• **DATA EXCERPTS**
● ● ●

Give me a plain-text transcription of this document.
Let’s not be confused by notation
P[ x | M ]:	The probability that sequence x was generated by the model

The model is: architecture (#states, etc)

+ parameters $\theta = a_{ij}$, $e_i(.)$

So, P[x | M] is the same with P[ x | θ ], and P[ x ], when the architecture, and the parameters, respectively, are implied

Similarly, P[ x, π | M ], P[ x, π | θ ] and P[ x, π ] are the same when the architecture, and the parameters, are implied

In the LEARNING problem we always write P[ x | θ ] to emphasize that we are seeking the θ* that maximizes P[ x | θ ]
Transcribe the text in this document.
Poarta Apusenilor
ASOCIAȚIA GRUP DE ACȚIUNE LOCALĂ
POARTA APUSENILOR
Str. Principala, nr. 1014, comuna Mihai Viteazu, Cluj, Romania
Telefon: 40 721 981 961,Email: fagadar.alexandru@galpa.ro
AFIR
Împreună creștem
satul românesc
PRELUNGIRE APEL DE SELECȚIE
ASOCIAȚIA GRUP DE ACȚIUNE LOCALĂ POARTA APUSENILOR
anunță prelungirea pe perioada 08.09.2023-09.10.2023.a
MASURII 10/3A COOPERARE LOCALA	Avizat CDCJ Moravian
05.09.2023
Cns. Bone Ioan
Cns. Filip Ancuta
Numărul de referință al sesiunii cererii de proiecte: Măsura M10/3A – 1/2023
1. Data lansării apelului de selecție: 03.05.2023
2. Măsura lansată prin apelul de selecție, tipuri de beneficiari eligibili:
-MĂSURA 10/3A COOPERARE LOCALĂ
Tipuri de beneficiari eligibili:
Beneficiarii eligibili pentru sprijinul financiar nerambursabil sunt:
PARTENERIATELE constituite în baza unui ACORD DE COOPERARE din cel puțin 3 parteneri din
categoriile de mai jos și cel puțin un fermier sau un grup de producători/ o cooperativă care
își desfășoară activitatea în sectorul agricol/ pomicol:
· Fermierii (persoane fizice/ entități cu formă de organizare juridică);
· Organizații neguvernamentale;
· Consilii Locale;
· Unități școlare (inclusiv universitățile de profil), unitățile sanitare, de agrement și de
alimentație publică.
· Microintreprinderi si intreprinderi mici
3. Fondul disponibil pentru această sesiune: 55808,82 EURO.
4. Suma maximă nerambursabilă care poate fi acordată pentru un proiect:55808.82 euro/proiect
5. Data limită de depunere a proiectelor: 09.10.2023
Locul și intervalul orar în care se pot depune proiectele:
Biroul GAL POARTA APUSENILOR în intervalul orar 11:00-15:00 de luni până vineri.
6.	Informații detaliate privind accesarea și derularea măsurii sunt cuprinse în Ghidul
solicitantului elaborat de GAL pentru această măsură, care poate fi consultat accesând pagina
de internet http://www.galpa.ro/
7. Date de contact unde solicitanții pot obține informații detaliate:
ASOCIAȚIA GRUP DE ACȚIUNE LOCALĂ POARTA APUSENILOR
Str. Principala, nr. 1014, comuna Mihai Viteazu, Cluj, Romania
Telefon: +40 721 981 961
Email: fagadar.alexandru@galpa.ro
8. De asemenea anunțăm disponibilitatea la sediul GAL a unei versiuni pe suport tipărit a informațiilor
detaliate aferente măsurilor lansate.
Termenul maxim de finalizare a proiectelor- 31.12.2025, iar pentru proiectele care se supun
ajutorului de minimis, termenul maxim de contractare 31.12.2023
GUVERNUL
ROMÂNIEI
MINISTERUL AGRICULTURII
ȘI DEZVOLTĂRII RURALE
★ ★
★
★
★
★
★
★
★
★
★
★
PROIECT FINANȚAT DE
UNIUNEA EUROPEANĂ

● ● ●

• **YOUR GOAL**
Only lines with "fagadar" are wanted here; list each of them.

• **RESULT FOR THIS TASK**
Telefon: 40 721 981 961,Email: fagadar.alexandru@galpa.ro
Email: fagadar.alexandru@galpa.ro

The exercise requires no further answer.